» WHAT THE TASK REQUIRES:
Spot each line in the records below where the word "content" occurs, then copy it.
....
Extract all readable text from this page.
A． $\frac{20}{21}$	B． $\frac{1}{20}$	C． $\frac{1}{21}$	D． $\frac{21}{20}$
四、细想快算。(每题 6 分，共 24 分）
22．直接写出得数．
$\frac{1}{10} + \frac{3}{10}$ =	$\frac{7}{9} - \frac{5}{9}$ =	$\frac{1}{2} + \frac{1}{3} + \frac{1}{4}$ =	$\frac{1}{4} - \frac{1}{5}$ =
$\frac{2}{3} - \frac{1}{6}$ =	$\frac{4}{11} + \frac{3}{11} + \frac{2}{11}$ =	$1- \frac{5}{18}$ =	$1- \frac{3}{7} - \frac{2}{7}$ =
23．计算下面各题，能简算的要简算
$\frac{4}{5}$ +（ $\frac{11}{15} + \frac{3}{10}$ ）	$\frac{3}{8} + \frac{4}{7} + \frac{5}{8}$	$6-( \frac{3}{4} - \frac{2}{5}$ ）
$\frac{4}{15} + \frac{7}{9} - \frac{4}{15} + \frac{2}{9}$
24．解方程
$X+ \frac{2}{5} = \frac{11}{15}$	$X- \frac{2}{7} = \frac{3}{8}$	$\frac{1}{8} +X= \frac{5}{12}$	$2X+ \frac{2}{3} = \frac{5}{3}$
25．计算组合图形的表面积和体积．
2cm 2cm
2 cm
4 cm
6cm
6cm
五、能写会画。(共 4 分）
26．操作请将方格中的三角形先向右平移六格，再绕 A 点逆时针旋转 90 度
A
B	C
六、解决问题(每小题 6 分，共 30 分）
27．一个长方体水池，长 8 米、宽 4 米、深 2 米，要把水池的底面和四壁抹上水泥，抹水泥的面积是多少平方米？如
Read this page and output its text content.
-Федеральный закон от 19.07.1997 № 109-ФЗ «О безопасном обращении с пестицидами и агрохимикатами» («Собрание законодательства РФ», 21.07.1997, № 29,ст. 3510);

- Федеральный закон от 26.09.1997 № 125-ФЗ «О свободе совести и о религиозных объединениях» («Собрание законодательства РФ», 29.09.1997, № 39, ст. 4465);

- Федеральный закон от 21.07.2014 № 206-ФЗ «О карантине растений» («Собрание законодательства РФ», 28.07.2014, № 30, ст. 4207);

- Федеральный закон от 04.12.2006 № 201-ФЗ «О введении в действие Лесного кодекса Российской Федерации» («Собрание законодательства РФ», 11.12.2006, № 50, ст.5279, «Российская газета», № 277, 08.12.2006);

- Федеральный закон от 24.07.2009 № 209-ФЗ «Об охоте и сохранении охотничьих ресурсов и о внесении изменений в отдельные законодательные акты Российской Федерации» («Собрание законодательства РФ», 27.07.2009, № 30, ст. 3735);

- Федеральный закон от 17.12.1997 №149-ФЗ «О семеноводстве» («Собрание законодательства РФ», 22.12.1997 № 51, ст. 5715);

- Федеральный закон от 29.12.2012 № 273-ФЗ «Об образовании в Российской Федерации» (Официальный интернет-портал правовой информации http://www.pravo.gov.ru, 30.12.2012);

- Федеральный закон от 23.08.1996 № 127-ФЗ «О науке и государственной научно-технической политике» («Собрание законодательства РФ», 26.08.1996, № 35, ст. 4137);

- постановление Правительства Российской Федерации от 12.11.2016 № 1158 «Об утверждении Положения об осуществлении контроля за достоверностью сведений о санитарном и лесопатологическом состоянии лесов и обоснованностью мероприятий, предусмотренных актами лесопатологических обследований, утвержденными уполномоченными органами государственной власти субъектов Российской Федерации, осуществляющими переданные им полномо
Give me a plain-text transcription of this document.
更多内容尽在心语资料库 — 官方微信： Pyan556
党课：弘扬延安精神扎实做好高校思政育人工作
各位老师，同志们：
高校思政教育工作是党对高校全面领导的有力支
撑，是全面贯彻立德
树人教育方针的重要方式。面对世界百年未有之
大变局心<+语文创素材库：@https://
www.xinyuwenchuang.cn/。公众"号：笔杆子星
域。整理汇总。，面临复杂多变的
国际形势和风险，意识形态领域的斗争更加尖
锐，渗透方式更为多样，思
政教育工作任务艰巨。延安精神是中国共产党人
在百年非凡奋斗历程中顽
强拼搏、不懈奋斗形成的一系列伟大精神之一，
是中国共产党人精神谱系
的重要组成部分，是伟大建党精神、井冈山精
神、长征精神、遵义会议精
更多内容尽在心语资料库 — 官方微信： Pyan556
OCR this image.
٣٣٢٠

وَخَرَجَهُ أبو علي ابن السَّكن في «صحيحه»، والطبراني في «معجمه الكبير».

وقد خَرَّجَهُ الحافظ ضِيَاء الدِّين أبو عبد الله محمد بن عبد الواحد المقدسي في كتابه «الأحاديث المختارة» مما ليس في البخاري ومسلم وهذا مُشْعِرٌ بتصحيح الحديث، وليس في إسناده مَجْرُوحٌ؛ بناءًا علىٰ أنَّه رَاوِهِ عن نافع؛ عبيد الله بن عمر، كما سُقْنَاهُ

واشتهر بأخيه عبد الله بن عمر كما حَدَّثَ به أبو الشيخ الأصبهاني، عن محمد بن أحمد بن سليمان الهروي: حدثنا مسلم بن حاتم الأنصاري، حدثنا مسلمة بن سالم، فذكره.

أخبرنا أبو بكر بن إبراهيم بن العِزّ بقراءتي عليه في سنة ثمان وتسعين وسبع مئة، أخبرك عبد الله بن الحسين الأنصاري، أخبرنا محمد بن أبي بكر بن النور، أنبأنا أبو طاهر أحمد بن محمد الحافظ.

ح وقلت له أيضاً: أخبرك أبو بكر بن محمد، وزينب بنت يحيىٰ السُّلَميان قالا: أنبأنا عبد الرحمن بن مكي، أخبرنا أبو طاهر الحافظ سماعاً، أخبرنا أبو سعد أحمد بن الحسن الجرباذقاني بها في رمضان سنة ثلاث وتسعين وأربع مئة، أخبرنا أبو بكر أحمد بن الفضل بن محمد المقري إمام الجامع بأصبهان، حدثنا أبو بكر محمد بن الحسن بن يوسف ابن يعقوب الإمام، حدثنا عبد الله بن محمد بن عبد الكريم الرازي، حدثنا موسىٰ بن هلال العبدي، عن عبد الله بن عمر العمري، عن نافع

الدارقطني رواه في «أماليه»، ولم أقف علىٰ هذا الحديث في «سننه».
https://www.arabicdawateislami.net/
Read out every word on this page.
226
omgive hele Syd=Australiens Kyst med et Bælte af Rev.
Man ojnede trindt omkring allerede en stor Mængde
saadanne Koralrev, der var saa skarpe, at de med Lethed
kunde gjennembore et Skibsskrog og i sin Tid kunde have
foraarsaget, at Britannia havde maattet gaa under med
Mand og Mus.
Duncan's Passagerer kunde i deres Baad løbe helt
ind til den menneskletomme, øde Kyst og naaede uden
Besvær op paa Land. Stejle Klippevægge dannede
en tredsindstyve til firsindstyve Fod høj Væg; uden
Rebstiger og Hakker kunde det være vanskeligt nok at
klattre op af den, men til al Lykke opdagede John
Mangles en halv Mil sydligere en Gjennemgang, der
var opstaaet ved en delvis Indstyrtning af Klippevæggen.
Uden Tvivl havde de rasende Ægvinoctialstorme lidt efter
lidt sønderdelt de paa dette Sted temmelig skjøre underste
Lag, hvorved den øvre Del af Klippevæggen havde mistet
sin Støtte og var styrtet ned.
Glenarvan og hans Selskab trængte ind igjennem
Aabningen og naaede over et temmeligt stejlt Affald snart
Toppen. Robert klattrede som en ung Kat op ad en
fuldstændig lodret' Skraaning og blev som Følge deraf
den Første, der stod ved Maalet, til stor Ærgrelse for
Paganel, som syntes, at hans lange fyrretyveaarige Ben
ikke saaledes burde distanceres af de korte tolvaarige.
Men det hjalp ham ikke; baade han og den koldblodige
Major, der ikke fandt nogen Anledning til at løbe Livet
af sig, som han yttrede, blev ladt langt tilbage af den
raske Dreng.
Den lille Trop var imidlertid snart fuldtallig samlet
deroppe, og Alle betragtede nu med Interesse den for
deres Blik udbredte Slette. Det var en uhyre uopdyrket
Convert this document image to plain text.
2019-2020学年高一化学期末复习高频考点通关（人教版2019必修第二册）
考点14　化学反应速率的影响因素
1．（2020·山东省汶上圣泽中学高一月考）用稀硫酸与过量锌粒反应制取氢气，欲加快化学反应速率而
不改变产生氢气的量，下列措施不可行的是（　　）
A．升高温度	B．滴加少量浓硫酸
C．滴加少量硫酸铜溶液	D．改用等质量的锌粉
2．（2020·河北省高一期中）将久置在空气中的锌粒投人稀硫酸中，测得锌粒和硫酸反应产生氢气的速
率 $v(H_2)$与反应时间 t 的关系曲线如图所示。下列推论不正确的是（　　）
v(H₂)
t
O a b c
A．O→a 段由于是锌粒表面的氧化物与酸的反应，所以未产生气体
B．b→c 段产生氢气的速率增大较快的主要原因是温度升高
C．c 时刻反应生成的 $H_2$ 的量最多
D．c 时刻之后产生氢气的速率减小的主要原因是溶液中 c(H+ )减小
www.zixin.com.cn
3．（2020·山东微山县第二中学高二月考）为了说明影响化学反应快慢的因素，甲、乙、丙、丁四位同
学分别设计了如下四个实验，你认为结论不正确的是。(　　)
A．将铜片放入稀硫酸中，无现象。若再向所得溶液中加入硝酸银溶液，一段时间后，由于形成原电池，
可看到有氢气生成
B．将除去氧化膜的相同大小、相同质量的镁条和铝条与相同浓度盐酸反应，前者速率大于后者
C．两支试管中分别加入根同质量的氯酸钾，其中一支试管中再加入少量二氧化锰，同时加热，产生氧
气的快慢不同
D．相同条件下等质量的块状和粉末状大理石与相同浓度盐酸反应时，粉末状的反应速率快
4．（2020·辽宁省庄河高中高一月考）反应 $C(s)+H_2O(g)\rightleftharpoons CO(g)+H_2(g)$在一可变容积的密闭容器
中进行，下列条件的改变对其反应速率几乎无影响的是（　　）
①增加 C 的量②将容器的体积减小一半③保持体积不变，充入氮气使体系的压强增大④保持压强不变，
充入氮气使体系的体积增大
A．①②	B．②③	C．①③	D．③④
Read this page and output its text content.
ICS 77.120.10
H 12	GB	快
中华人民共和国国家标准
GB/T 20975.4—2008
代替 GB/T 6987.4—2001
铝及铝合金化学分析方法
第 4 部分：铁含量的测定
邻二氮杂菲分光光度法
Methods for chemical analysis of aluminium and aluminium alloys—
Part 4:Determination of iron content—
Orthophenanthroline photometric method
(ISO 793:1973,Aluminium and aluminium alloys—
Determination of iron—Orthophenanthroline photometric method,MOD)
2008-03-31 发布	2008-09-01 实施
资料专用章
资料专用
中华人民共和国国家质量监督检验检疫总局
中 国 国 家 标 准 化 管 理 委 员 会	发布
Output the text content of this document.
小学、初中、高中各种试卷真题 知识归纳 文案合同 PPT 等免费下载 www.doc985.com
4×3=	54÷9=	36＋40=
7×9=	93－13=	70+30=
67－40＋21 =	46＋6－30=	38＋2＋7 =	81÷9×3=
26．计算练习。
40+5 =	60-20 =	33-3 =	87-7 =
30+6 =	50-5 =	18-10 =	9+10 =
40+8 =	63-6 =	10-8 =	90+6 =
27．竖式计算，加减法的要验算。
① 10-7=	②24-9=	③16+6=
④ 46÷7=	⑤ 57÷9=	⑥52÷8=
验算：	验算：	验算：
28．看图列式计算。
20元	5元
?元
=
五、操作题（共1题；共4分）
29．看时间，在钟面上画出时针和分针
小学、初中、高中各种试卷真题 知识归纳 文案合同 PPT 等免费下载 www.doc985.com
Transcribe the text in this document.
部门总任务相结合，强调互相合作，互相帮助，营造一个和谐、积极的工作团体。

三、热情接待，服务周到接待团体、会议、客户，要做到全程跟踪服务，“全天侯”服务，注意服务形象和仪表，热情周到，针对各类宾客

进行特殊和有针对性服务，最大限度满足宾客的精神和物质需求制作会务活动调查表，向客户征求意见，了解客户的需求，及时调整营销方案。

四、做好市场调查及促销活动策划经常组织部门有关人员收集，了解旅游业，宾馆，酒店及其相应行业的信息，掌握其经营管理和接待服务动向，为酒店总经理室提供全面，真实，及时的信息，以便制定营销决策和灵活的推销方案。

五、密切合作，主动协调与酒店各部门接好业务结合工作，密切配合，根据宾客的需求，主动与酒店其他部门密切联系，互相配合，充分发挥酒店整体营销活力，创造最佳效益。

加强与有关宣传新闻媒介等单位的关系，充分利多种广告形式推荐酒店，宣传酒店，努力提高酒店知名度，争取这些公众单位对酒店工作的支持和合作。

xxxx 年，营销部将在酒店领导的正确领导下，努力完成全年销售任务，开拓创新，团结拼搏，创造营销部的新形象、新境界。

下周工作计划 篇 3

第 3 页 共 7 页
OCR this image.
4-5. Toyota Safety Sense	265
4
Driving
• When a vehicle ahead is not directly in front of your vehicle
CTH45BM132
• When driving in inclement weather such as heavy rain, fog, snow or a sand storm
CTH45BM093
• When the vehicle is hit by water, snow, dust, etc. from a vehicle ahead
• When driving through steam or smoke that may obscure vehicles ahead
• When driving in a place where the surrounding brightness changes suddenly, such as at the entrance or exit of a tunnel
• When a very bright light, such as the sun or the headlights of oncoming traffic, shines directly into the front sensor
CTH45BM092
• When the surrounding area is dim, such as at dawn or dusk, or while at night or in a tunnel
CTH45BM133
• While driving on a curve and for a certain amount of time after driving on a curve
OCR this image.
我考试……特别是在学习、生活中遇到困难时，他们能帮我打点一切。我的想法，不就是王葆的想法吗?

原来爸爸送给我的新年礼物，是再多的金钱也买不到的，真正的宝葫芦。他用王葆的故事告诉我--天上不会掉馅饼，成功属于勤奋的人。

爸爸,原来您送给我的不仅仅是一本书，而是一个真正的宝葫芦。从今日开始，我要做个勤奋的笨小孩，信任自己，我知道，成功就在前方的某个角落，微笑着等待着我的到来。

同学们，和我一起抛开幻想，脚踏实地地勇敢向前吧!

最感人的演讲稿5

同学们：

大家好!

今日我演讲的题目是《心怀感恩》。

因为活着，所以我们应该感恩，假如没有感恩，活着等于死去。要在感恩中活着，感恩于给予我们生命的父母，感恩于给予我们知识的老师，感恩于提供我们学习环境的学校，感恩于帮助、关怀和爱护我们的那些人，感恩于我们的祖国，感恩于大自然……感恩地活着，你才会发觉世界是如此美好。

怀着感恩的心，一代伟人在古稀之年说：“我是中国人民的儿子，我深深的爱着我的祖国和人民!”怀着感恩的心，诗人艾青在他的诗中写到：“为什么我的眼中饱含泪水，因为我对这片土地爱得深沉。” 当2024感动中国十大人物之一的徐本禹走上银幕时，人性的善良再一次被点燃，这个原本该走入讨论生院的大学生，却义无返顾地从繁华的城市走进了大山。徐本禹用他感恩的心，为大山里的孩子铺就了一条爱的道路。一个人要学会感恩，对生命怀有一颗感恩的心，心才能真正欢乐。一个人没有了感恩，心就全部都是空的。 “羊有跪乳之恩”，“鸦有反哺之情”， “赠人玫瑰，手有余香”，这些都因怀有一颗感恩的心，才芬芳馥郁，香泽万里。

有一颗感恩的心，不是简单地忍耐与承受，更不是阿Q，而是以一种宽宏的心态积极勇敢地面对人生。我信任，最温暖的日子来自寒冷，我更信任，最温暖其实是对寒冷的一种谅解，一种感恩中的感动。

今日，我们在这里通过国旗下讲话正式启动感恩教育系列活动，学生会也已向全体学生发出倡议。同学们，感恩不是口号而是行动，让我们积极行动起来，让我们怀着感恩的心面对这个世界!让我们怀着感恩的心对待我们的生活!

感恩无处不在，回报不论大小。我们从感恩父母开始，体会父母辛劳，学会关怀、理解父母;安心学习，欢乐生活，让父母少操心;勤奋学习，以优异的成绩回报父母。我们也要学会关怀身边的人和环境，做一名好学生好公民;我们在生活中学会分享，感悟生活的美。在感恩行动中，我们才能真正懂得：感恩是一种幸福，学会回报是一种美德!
....
» SOLUTION FOR THIS PROBLEM:
Read this page and output its text content.
Read this page and output its text content.
Part 4:Determination of iron content—
Output the text content of this document.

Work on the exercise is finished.